**Description of the task**
Going through the material below, please gather all lines with the word "Interface" in them.

**Provided records**
-- BEGIN --

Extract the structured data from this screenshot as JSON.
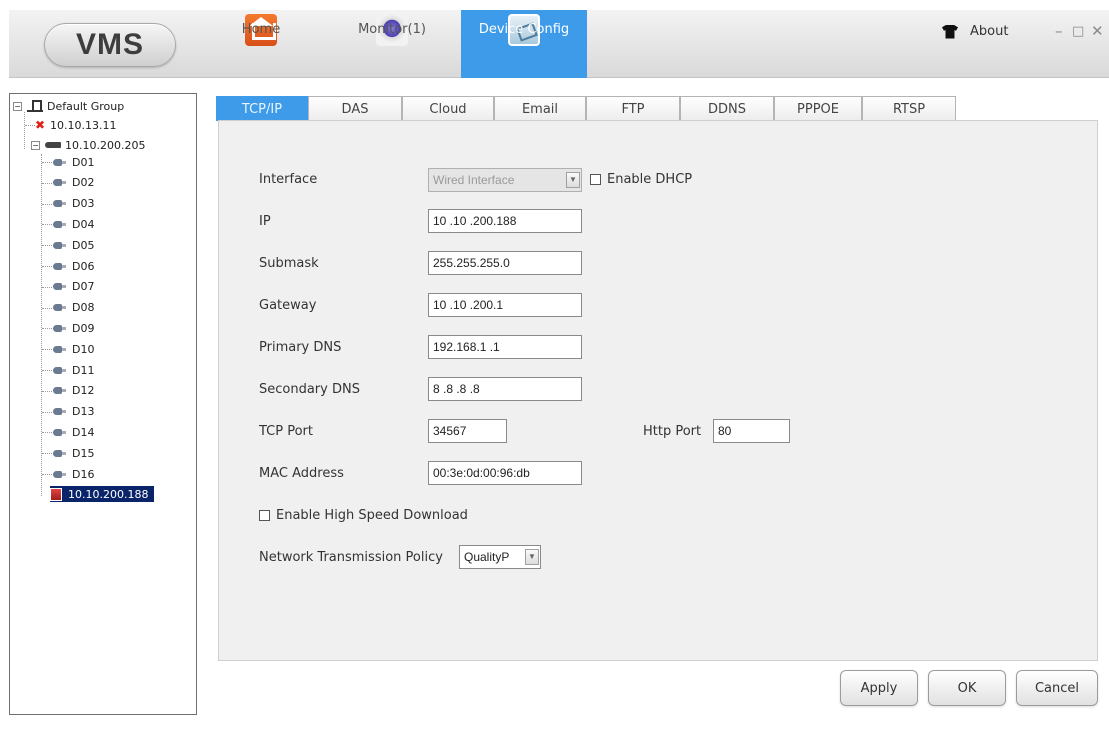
{
  "app": {
    "logo": "VMS"
  },
  "nav": {
    "home": "Home",
    "monitor": "Monitor(1)",
    "device_config": "Device Config",
    "about": "About"
  },
  "window_controls": {
    "minimize": "–",
    "maximize": "□",
    "close": "✕"
  },
  "tree": {
    "group": "Default Group",
    "device_offline": "10.10.13.11",
    "device_dvr": "10.10.200.205",
    "channels": [
      "D01",
      "D02",
      "D03",
      "D04",
      "D05",
      "D06",
      "D07",
      "D08",
      "D09",
      "D10",
      "D11",
      "D12",
      "D13",
      "D14",
      "D15",
      "D16"
    ],
    "device_selected": "10.10.200.188",
    "expander_collapse": "−"
  },
  "tabs": [
    "TCP/IP",
    "DAS",
    "Cloud",
    "Email",
    "FTP",
    "DDNS",
    "PPPOE",
    "RTSP"
  ],
  "active_tab": "TCP/IP",
  "form": {
    "interface_label": "Interface",
    "interface_value": "Wired Interface",
    "enable_dhcp": "Enable DHCP",
    "ip_label": "IP",
    "ip_value": "10 .10 .200.188",
    "submask_label": "Submask",
    "submask_value": "255.255.255.0",
    "gateway_label": "Gateway",
    "gateway_value": "10 .10 .200.1",
    "primary_dns_label": "Primary DNS",
    "primary_dns_value": "192.168.1 .1",
    "secondary_dns_label": "Secondary DNS",
    "secondary_dns_value": "8 .8 .8 .8",
    "tcp_port_label": "TCP Port",
    "tcp_port_value": "34567",
    "http_port_label": "Http Port",
    "http_port_value": "80",
    "mac_label": "MAC Address",
    "mac_value": "00:3e:0d:00:96:db",
    "high_speed": "Enable High Speed Download",
    "policy_label": "Network Transmission Policy",
    "policy_value": "QualityP"
  },
  "buttons": {
    "apply": "Apply",
    "ok": "OK",
    "cancel": "Cancel"
  },
  "colors": {
    "accent": "#3d9be9",
    "selection": "#0a246a",
    "offline_icon": "#e0201a"
  }
}
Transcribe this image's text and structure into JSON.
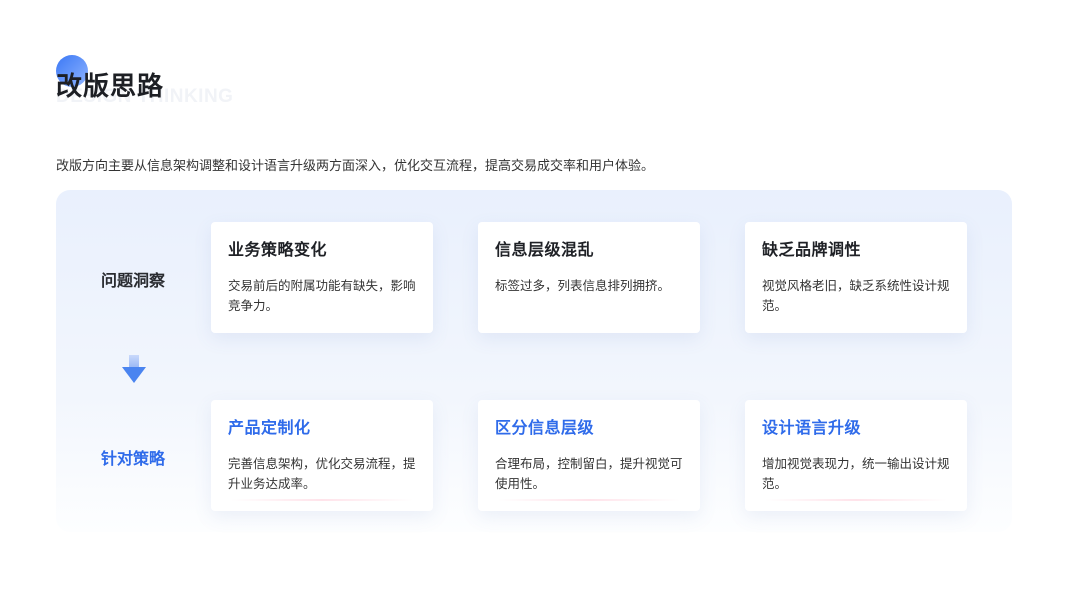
{
  "header": {
    "title": "改版思路",
    "title_en": "DESIGN THINKING",
    "subtitle": "改版方向主要从信息架构调整和设计语言升级两方面深入，优化交互流程，提高交易成交率和用户体验。"
  },
  "rows": {
    "problems_label": "问题洞察",
    "strategies_label": "针对策略"
  },
  "problems": [
    {
      "title": "业务策略变化",
      "desc": "交易前后的附属功能有缺失，影响竞争力。"
    },
    {
      "title": "信息层级混乱",
      "desc": "标签过多，列表信息排列拥挤。"
    },
    {
      "title": "缺乏品牌调性",
      "desc": "视觉风格老旧，缺乏系统性设计规范。"
    }
  ],
  "strategies": [
    {
      "title": "产品定制化",
      "desc": "完善信息架构，优化交易流程，提升业务达成率。"
    },
    {
      "title": "区分信息层级",
      "desc": "合理布局，控制留白，提升视觉可使用性。"
    },
    {
      "title": "设计语言升级",
      "desc": "增加视觉表现力，统一输出设计规范。"
    }
  ],
  "colors": {
    "accent": "#2f6bea",
    "panel_bg": "#e9f0fd",
    "dark_text": "#1f2126"
  },
  "icons": {
    "title_marker": "gradient-circle",
    "flow_arrow": "arrow-down-icon"
  }
}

-- END --

**Response below**
    "interface_label": "Interface",
    "interface_value": "Wired Interface",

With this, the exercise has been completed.